• Task prompt
Drop all images and give the records again exactly.

-- START OF Records for the exercise --

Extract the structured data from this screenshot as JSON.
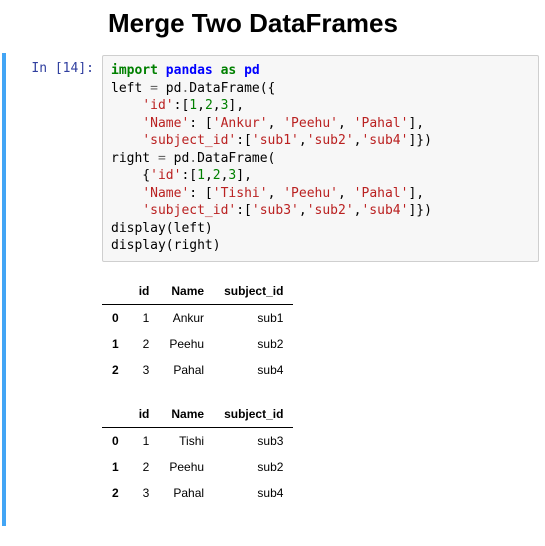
{
  "title": "Merge Two DataFrames",
  "cell": {
    "prompt": "In [14]:",
    "code_tokens": [
      {
        "t": "import",
        "c": "kw"
      },
      {
        "t": " "
      },
      {
        "t": "pandas",
        "c": "nn"
      },
      {
        "t": " "
      },
      {
        "t": "as",
        "c": "kw"
      },
      {
        "t": " "
      },
      {
        "t": "pd",
        "c": "nn"
      },
      {
        "t": "\n"
      },
      {
        "t": "left "
      },
      {
        "t": "=",
        "c": "op"
      },
      {
        "t": " pd"
      },
      {
        "t": ".",
        "c": "op"
      },
      {
        "t": "DataFrame({"
      },
      {
        "t": "\n"
      },
      {
        "t": "    "
      },
      {
        "t": "'id'",
        "c": "str"
      },
      {
        "t": ":["
      },
      {
        "t": "1",
        "c": "num"
      },
      {
        "t": ","
      },
      {
        "t": "2",
        "c": "num"
      },
      {
        "t": ","
      },
      {
        "t": "3",
        "c": "num"
      },
      {
        "t": "],"
      },
      {
        "t": "\n"
      },
      {
        "t": "    "
      },
      {
        "t": "'Name'",
        "c": "str"
      },
      {
        "t": ": ["
      },
      {
        "t": "'Ankur'",
        "c": "str"
      },
      {
        "t": ", "
      },
      {
        "t": "'Peehu'",
        "c": "str"
      },
      {
        "t": ", "
      },
      {
        "t": "'Pahal'",
        "c": "str"
      },
      {
        "t": "],"
      },
      {
        "t": "\n"
      },
      {
        "t": "    "
      },
      {
        "t": "'subject_id'",
        "c": "str"
      },
      {
        "t": ":["
      },
      {
        "t": "'sub1'",
        "c": "str"
      },
      {
        "t": ","
      },
      {
        "t": "'sub2'",
        "c": "str"
      },
      {
        "t": ","
      },
      {
        "t": "'sub4'",
        "c": "str"
      },
      {
        "t": "]})"
      },
      {
        "t": "\n"
      },
      {
        "t": "right "
      },
      {
        "t": "=",
        "c": "op"
      },
      {
        "t": " pd"
      },
      {
        "t": ".",
        "c": "op"
      },
      {
        "t": "DataFrame("
      },
      {
        "t": "\n"
      },
      {
        "t": "    {"
      },
      {
        "t": "'id'",
        "c": "str"
      },
      {
        "t": ":["
      },
      {
        "t": "1",
        "c": "num"
      },
      {
        "t": ","
      },
      {
        "t": "2",
        "c": "num"
      },
      {
        "t": ","
      },
      {
        "t": "3",
        "c": "num"
      },
      {
        "t": "],"
      },
      {
        "t": "\n"
      },
      {
        "t": "    "
      },
      {
        "t": "'Name'",
        "c": "str"
      },
      {
        "t": ": ["
      },
      {
        "t": "'Tishi'",
        "c": "str"
      },
      {
        "t": ", "
      },
      {
        "t": "'Peehu'",
        "c": "str"
      },
      {
        "t": ", "
      },
      {
        "t": "'Pahal'",
        "c": "str"
      },
      {
        "t": "],"
      },
      {
        "t": "\n"
      },
      {
        "t": "    "
      },
      {
        "t": "'subject_id'",
        "c": "str"
      },
      {
        "t": ":["
      },
      {
        "t": "'sub3'",
        "c": "str"
      },
      {
        "t": ","
      },
      {
        "t": "'sub2'",
        "c": "str"
      },
      {
        "t": ","
      },
      {
        "t": "'sub4'",
        "c": "str"
      },
      {
        "t": "]})"
      },
      {
        "t": "\n"
      },
      {
        "t": "display(left)"
      },
      {
        "t": "\n"
      },
      {
        "t": "display(right)"
      }
    ]
  },
  "tables": [
    {
      "columns": [
        "id",
        "Name",
        "subject_id"
      ],
      "index": [
        "0",
        "1",
        "2"
      ],
      "rows": [
        [
          "1",
          "Ankur",
          "sub1"
        ],
        [
          "2",
          "Peehu",
          "sub2"
        ],
        [
          "3",
          "Pahal",
          "sub4"
        ]
      ]
    },
    {
      "columns": [
        "id",
        "Name",
        "subject_id"
      ],
      "index": [
        "0",
        "1",
        "2"
      ],
      "rows": [
        [
          "1",
          "Tishi",
          "sub3"
        ],
        [
          "2",
          "Peehu",
          "sub2"
        ],
        [
          "3",
          "Pahal",
          "sub4"
        ]
      ]
    }
  ]
}
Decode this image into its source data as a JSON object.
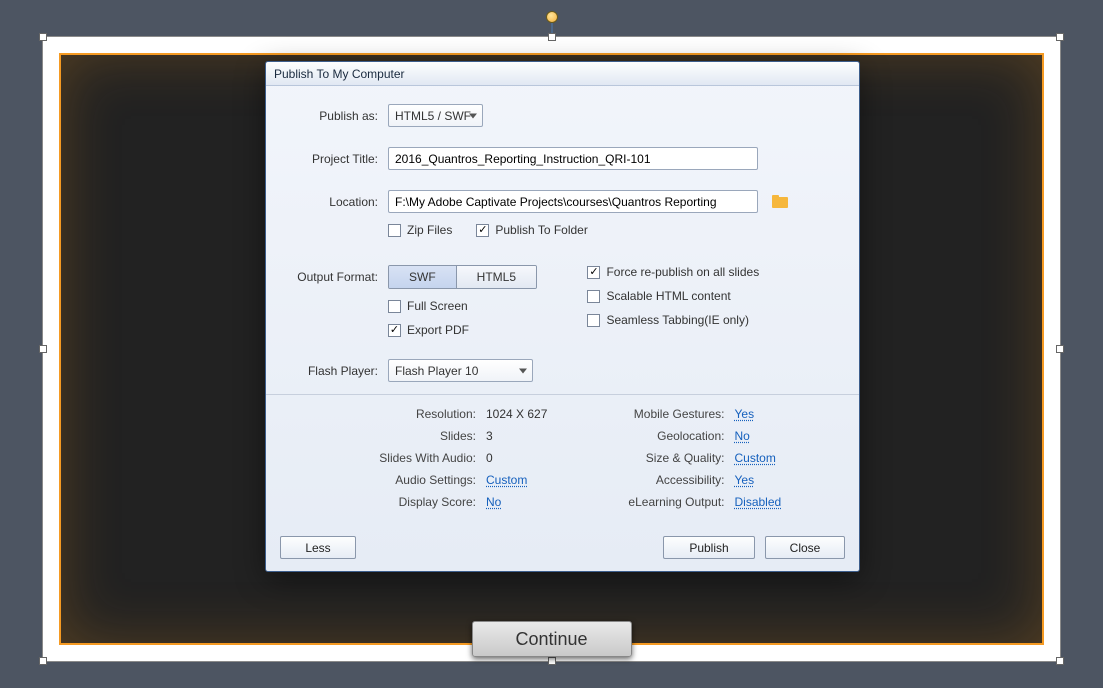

-- END OF Records for the exercise --

• Output of the exercise
Extract the structured data from this screenshot as JSON.
{
  "title": "Merge Two DataFrames",
  "cell": {
    "prompt": "In [14]:",
    "code_tokens": [
      {
        "t": "import",
        "c": "kw"
      },
      {
        "t": " "
      },
      {
        "t": "pandas",
        "c": "nn"
      },
      {
        "t": " "
      },
      {
        "t": "as",
        "c": "kw"
      },
      {
        "t": " "
      },
      {
        "t": "pd",
        "c": "nn"
      },
      {
        "t": "\n"
      },
      {
        "t": "left "
      },
      {
        "t": "=",
        "c": "op"
      },
      {
        "t": " pd"
      },
      {
        "t": ".",
        "c": "op"
      },
      {
        "t": "DataFrame({"
      },
      {
        "t": "\n"
      },
      {
        "t": "    "
      },
      {
        "t": "'id'",
        "c": "str"
      },
      {
        "t": ":["
      },
      {
        "t": "1",
        "c": "num"
      },
      {
        "t": ","
      },
      {
        "t": "2",
        "c": "num"
      },
      {
        "t": ","
      },
      {
        "t": "3",
        "c": "num"
      },
      {
        "t": "],"
      },
      {
        "t": "\n"
      },
      {
        "t": "    "
      },
      {
        "t": "'Name'",
        "c": "str"
      },
      {
        "t": ": ["
      },
      {
        "t": "'Ankur'",
        "c": "str"
      },
      {
        "t": ", "
      },
      {
        "t": "'Peehu'",
        "c": "str"
      },
      {
        "t": ", "
      },
      {
        "t": "'Pahal'",
        "c": "str"
      },
      {
        "t": "],"
      },
      {
        "t": "\n"
      },
      {
        "t": "    "
      },
      {
        "t": "'subject_id'",
        "c": "str"
      },
      {
        "t": ":["
      },
      {
        "t": "'sub1'",
        "c": "str"
      },
      {
        "t": ","
      },
      {
        "t": "'sub2'",
        "c": "str"
      },
      {
        "t": ","
      },
      {
        "t": "'sub4'",
        "c": "str"
      },
      {
        "t": "]})"
      },
      {
        "t": "\n"
      },
      {
        "t": "right "
      },
      {
        "t": "=",
        "c": "op"
      },
      {
        "t": " pd"
      },
      {
        "t": ".",
        "c": "op"
      },
      {
        "t": "DataFrame("
      },
      {
        "t": "\n"
      },
      {
        "t": "    {"
      },
      {
        "t": "'id'",
        "c": "str"
      },
      {
        "t": ":["
      },
      {
        "t": "1",
        "c": "num"
      },
      {
        "t": ","
      },
      {
        "t": "2",
        "c": "num"
      },
      {
        "t": ","
      },
      {
        "t": "3",
        "c": "num"
      },
      {
        "t": "],"
      },
      {
        "t": "\n"
      },
      {
        "t": "    "
      },
      {
        "t": "'Name'",
        "c": "str"
      },
      {
        "t": ": ["
      },
      {
        "t": "'Tishi'",
        "c": "str"
      },
      {
        "t": ", "
      },
      {
        "t": "'Peehu'",
        "c": "str"
      },
      {
        "t": ", "
      },
      {
        "t": "'Pahal'",
        "c": "str"
      },
      {
        "t": "],"
      },
      {
        "t": "\n"
      },
      {
        "t": "    "
      },
      {
        "t": "'subject_id'",
        "c": "str"
      },
      {
        "t": ":["
      },
      {
        "t": "'sub3'",
        "c": "str"
      },
      {
        "t": ","
      },
      {
        "t": "'sub2'",
        "c": "str"
      },
      {
        "t": ","
      },
      {
        "t": "'sub4'",
        "c": "str"
      },
      {
        "t": "]})"
      },
      {
        "t": "\n"
      },
      {
        "t": "display(left)"
      },
      {
        "t": "\n"
      },
      {
        "t": "display(right)"
      }
    ]
  },
  "tables": [
    {
      "columns": [
        "id",
        "Name",
        "subject_id"
      ],
      "index": [
        "0",
        "1",
        "2"
      ],
      "rows": [
        [
          "1",
          "Ankur",
          "sub1"
        ],
        [
          "2",
          "Peehu",
          "sub2"
        ],
        [
          "3",
          "Pahal",
          "sub4"
        ]
      ]
    },
    {
      "columns": [
        "id",
        "Name",
        "subject_id"
      ],
      "index": [
        "0",
        "1",
        "2"
      ],
      "rows": [
        [
          "1",
          "Tishi",
          "sub3"
        ],
        [
          "2",
          "Peehu",
          "sub2"
        ],
        [
          "3",
          "Pahal",
          "sub4"
        ]
      ]
    }
  ]
}
Decode this image into its source data as a JSON object.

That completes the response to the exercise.